> **TESTO**:

┌────────

Un team di ricercatori della Rice University, in collaborazione con la Tufts University e il Baylor College of Medicine, ha sviluppato un sistema bioelettronico capace di convertire segnali chimici in corrente elettrica utilizzando microbi viventi. La tecnologia, chiamata e‑COSENS, non punta a produrre energia rinnovabile, ma a fornire un metodo economico e immediato per alimentare o supportare sensori a basso consumo, aprendo nuove possibilità nella diagnostica e nel monitoraggio ambientale.
Un ponte tra biologia ed elettronica
Il cuore del progetto è un approccio che permette al mondo biologico di comunicare con quello elettronico attraverso una corrente misurabile con strumenti comuni, come un semplice multimetro. A differenza dei sensori basati sulla luce, che richiedono apparecchiature costose per essere letti, e‑COSENS sfrutta una risposta elettrica diretta, rendendo il sistema più accessibile e facilmente integrabile.
Due batteri, un unico circuito vivente
La tecnologia non si basa su un singolo microrganismo, ma su una coppia di batteri con funzioni complementari.
- Il primo è una versione modificata di Escherichia coli, programmata per agire come sentinella: quando rileva una sostanza specifica, produce una molecola chiamata chinone.
- Il secondo batterio utilizza questa molecola come segnale per generare un flusso di elettroni, trasformando l’informazione chimica in corrente.
Questa divisione dei compiti si è rivelata più efficiente rispetto ai tentativi iniziali di affidare l’intero processo a un solo organismo.
Applicazioni rapide e versatili
Il sistema è stato testato in diversi scenari, dimostrando una notevole versatilità. I ricercatori sono riusciti a individuare:
- metalli pesanti nell’acqua,
- marcatori di infiammazione nella saliva artificiale,
- tracce di antibiotici nel latte.
In alcuni casi, la risposta elettrica è arrivata in circa 20 minuti, un tempo particolarmente ridotto per un sistema biologico.
Portabilità e modularità del sistema
Per rendere e‑COSENS utilizzabile anche fuori dal laboratorio, il team ha integrato il sistema in un disco elettronico grande quanto una moneta, rendendolo portatile. La struttura è inoltre modulare: basta sostituire il batterio sentinella per adattare il sensore a nuove sostanze, mantenendo invariata la parte responsabile della produzione di elettricità.
Prospettive future
Visti i risultati ottenuti, sono già stati depositati diversi brevetti. La combinazione di costi ridotti, rapidità di risposta e adattabilità rende e‑COSENS un candidato interessante per lo sviluppo di strumenti diagnostici a basso costo, potenzialmente utili in ambito medico, ambientale e alimentare.

└────────

> **DATI FORNITI**:
┌────────

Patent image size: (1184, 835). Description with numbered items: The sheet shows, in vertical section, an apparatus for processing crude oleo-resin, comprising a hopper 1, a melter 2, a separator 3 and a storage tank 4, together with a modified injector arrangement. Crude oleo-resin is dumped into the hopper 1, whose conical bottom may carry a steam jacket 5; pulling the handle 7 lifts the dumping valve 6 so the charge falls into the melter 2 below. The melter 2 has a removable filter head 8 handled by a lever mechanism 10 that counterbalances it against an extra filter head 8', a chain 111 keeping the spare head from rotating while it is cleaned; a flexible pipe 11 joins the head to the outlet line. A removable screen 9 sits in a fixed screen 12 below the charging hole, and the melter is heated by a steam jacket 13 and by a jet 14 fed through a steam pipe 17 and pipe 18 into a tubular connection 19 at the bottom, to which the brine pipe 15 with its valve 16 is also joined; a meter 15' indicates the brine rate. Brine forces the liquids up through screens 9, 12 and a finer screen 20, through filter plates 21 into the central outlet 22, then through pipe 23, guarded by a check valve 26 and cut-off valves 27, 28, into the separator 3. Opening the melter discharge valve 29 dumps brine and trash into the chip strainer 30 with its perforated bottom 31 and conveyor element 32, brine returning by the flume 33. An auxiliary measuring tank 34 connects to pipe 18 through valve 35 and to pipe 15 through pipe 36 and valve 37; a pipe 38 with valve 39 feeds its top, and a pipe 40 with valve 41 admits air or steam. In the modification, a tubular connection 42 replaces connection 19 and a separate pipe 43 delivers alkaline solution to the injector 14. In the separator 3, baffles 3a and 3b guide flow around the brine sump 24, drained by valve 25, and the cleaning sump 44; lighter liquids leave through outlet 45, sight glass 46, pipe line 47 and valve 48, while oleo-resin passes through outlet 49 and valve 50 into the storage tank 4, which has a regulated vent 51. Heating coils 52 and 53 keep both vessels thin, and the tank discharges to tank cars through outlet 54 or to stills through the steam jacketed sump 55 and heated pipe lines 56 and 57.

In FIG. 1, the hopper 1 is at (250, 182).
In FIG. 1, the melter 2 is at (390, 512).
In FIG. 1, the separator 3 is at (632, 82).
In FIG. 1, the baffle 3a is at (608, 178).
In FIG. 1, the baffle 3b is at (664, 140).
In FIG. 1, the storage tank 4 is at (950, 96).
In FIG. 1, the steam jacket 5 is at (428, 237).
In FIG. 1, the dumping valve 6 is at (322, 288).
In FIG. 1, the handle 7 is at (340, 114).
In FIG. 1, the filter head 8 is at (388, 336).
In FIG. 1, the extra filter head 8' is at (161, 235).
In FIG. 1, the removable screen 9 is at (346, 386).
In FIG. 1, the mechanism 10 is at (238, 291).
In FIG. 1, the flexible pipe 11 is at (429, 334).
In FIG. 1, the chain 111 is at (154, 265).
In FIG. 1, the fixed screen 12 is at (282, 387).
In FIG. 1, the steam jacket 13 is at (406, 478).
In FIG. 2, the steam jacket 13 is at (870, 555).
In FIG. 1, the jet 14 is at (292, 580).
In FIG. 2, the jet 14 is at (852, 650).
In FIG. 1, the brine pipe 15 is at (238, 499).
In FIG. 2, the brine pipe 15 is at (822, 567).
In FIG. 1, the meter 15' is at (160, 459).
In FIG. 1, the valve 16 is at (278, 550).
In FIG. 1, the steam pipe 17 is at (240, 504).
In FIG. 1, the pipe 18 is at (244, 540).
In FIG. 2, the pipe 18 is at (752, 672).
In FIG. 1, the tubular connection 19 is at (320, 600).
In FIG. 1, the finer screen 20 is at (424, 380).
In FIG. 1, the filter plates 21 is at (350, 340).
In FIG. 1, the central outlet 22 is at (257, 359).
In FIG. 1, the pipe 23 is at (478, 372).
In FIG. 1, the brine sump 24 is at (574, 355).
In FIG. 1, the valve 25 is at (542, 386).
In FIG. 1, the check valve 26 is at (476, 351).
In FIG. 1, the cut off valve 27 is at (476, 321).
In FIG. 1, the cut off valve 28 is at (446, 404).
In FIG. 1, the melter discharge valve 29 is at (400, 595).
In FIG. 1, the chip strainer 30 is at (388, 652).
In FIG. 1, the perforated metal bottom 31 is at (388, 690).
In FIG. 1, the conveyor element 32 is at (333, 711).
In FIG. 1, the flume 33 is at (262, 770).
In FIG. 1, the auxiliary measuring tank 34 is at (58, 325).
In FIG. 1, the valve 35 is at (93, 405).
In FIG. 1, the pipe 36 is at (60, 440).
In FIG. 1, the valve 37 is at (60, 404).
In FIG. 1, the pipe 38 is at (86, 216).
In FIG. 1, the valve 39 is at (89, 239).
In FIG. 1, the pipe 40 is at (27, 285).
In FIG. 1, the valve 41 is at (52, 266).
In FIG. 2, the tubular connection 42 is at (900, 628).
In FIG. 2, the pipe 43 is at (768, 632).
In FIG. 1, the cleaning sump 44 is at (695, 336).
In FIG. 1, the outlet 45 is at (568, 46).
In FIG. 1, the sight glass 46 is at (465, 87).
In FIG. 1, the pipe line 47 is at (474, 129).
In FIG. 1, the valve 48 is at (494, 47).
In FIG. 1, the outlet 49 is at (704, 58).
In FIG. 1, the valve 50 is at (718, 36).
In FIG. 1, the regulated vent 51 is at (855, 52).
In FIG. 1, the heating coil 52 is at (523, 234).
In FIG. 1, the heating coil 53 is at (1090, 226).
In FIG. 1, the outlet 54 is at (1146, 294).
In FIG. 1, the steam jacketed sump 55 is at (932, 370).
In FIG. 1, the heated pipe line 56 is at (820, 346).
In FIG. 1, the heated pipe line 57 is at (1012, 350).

└────────

> **ESERCIZIO A**: Secondo l'articolo su e‑COSENS, in quanto tempo è arrivata la risposta elettrica in alcuni casi?
> **ESERCIZIO B**: Riporta il passo dell'articolo su e‑COSENS che comincia con le parole «- Il secondo» e si ferma dopo le parole «un solo organismo.».

> **RISPOSTA A**: In circa 20 minuti.

> **RISPOSTA B**:
- Il secondo batterio utilizza questa molecola come segnale per generare un flusso di elettroni, trasformando l’informazione chimica in corrente.
Questa divisione dei compiti si è rivelata più efficiente rispetto ai tentativi iniziali di affidare l’intero processo a un solo organismo.